> **Your objective**
Repeat the material below exactly, line for line.

> **Exercise material**

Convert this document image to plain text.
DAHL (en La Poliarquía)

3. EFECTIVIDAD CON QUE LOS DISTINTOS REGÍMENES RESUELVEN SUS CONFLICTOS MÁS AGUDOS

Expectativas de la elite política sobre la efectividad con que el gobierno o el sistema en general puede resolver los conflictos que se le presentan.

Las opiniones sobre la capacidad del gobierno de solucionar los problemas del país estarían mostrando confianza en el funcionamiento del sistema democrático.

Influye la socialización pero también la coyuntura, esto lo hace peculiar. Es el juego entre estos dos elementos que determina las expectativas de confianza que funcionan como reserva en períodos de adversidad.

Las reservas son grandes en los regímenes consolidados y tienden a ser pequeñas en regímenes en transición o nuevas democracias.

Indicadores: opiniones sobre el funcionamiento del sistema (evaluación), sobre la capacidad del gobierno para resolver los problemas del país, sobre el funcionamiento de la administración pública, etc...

> **Response to the exercise**
Convert this document image to plain text.
DAHL (en La Poliarquía)

3. EFECTIVIDAD CON QUE LOS DISTINTOS REGÍMENES RESUELVEN SUS CONFLICTOS MÁS AGUDOS

Expectativas de la elite política sobre la efectividad con que el gobierno o el sistema en general puede resolver los conflictos que se le presentan.

Las opiniones sobre la capacidad del gobierno de solucionar los problemas del país estarían mostrando confianza en el funcionamiento del sistema democrático.

Influye la socialización pero también la coyuntura, esto lo hace peculiar. Es el juego entre estos dos elementos que determina las expectativas de confianza que funcionan como reserva en períodos de adversidad.

Las reservas son grandes en los regímenes consolidados y tienden a ser pequeñas en regímenes en transición o nuevas democracias.

Indicadores: opiniones sobre el funcionamiento del sistema (evaluación), sobre la capacidad del gobierno para resolver los problemas del país, sobre el funcionamiento de la administración pública, etc...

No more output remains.